• [REQUIRED WORK]
In the copy, include every entry exactly but none of the pictures.
:: DATA ROWS ::
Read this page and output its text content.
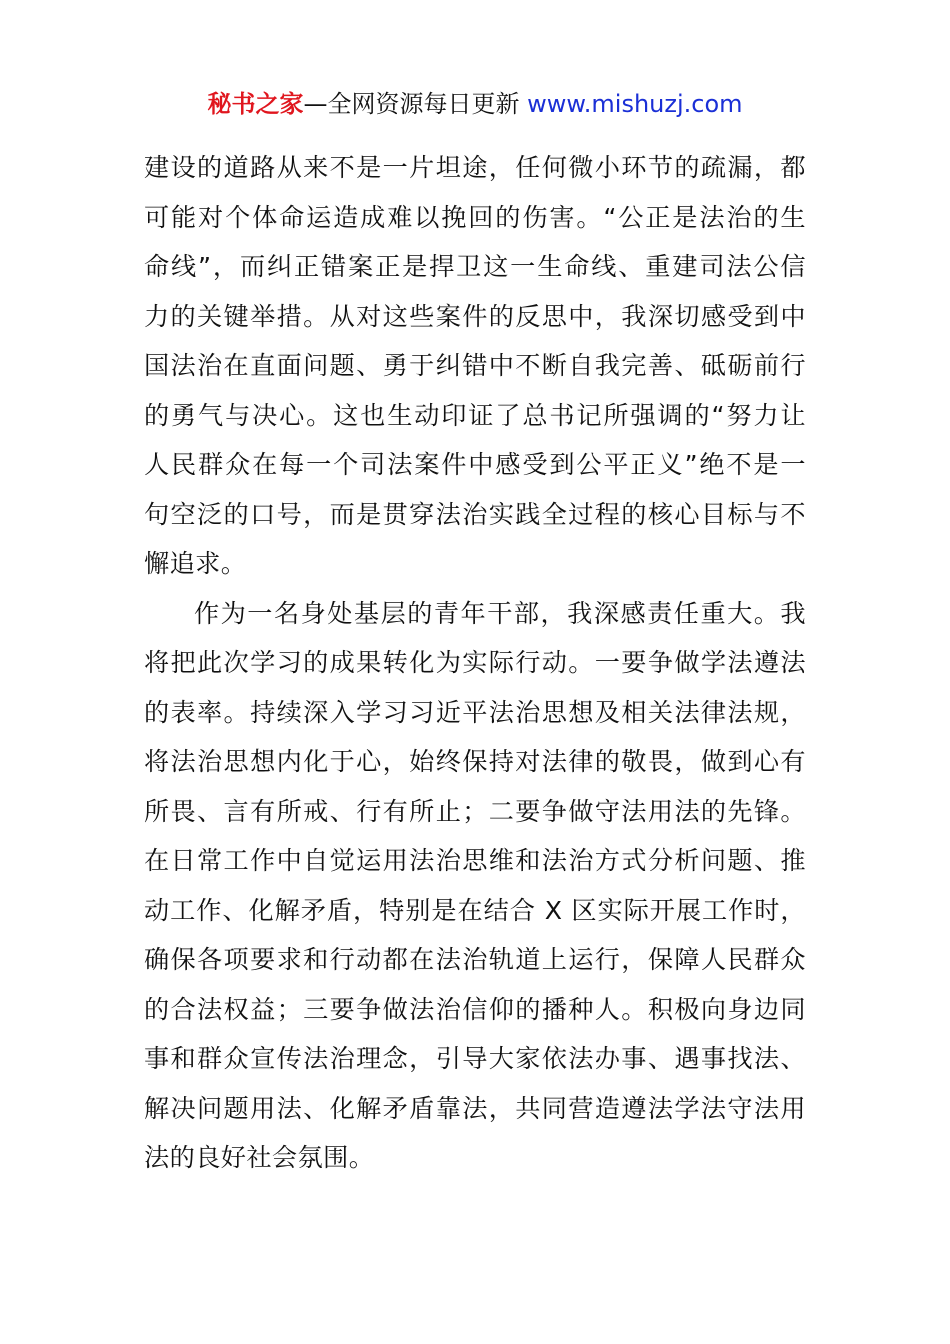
秘书之家—全网资源每日更新 www.mishuzj.com

建设的道路从来不是一片坦途，任何微小环节的疏漏，都
可能对个体命运造成难以挽回的伤害。“公正是法治的生
命线”，而纠正错案正是捍卫这一生命线、重建司法公信
力的关键举措。从对这些案件的反思中，我深切感受到中
国法治在直面问题、勇于纠错中不断自我完善、砥砺前行
的勇气与决心。这也生动印证了总书记所强调的“努力让
人民群众在每一个司法案件中感受到公平正义”绝不是一
句空泛的口号，而是贯穿法治实践全过程的核心目标与不
懈追求。

作为一名身处基层的青年干部，我深感责任重大。我
将把此次学习的成果转化为实际行动。一要争做学法遵法
的表率。持续深入学习习近平法治思想及相关法律法规，
将法治思想内化于心，始终保持对法律的敬畏，做到心有
所畏、言有所戒、行有所止；二要争做守法用法的先锋。
在日常工作中自觉运用法治思维和法治方式分析问题、推
动工作、化解矛盾，特别是在结合 X 区实际开展工作时，
确保各项要求和行动都在法治轨道上运行，保障人民群众
的合法权益；三要争做法治信仰的播种人。积极向身边同
事和群众宣传法治理念，引导大家依法办事、遇事找法、
解决问题用法、化解矛盾靠法，共同营造遵法学法守法用
法的良好社会氛围。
:::
• [ANSWER]
Read this page and output its text content.
秘书之家—全网资源每日更新 www.mishuzj.com

建设的道路从来不是一片坦途，任何微小环节的疏漏，都
可能对个体命运造成难以挽回的伤害。“公正是法治的生
命线”，而纠正错案正是捍卫这一生命线、重建司法公信
力的关键举措。从对这些案件的反思中，我深切感受到中
国法治在直面问题、勇于纠错中不断自我完善、砥砺前行
的勇气与决心。这也生动印证了总书记所强调的“努力让
人民群众在每一个司法案件中感受到公平正义”绝不是一
句空泛的口号，而是贯穿法治实践全过程的核心目标与不
懈追求。

作为一名身处基层的青年干部，我深感责任重大。我
将把此次学习的成果转化为实际行动。一要争做学法遵法
的表率。持续深入学习习近平法治思想及相关法律法规，
将法治思想内化于心，始终保持对法律的敬畏，做到心有
所畏、言有所戒、行有所止；二要争做守法用法的先锋。
在日常工作中自觉运用法治思维和法治方式分析问题、推
动工作、化解矛盾，特别是在结合 X 区实际开展工作时，
确保各项要求和行动都在法治轨道上运行，保障人民群众
的合法权益；三要争做法治信仰的播种人。积极向身边同
事和群众宣传法治理念，引导大家依法办事、遇事找法、
解决问题用法、化解矛盾靠法，共同营造遵法学法守法用
法的良好社会氛围。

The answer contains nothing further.